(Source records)
^^^^^^^^^^^^^^^^
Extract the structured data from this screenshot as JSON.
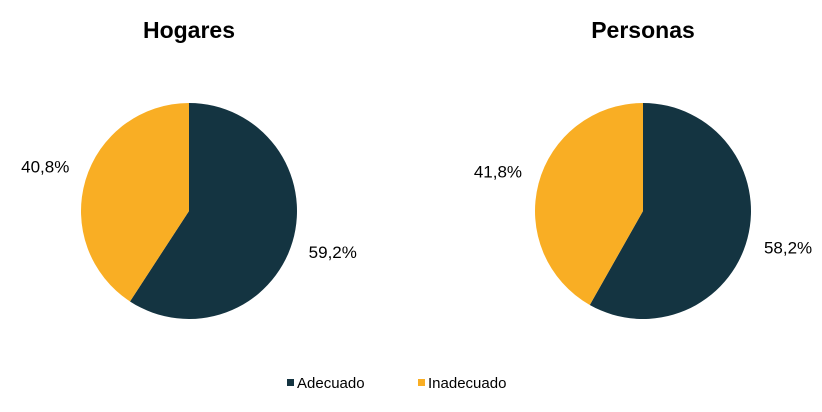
{
  "chart_data": [
    {
      "type": "pie",
      "title": "Hogares",
      "values": [
        59.2,
        40.8
      ],
      "value_labels": [
        "59,2%",
        "40,8%"
      ]
    },
    {
      "type": "pie",
      "title": "Personas",
      "values": [
        58.2,
        41.8
      ],
      "value_labels": [
        "58,2%",
        "41,8%"
      ]
    }
  ],
  "legend": {
    "labels": [
      "Adecuado",
      "Inadecuado"
    ],
    "colors": [
      "#143441",
      "#f9ae24"
    ]
  }
}
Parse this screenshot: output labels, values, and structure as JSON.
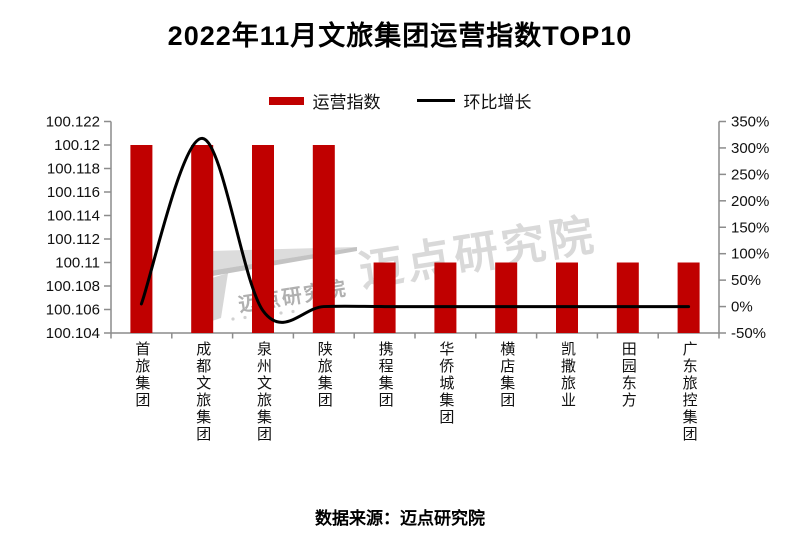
^^^^^^^^^^^^^^^^
GOAL » Leave the pictures out and print the records above exactly as they stand.

EXPECTED OUTPUT »
Extract the structured data from this screenshot as JSON.
{
  "chart_data": [
    {
      "type": "pie",
      "title": "Hogares",
      "values": [
        59.2,
        40.8
      ],
      "value_labels": [
        "59,2%",
        "40,8%"
      ]
    },
    {
      "type": "pie",
      "title": "Personas",
      "values": [
        58.2,
        41.8
      ],
      "value_labels": [
        "58,2%",
        "41,8%"
      ]
    }
  ],
  "legend": {
    "labels": [
      "Adecuado",
      "Inadecuado"
    ],
    "colors": [
      "#143441",
      "#f9ae24"
    ]
  }
}
Parse this screenshot: output labels, values, and structure as JSON.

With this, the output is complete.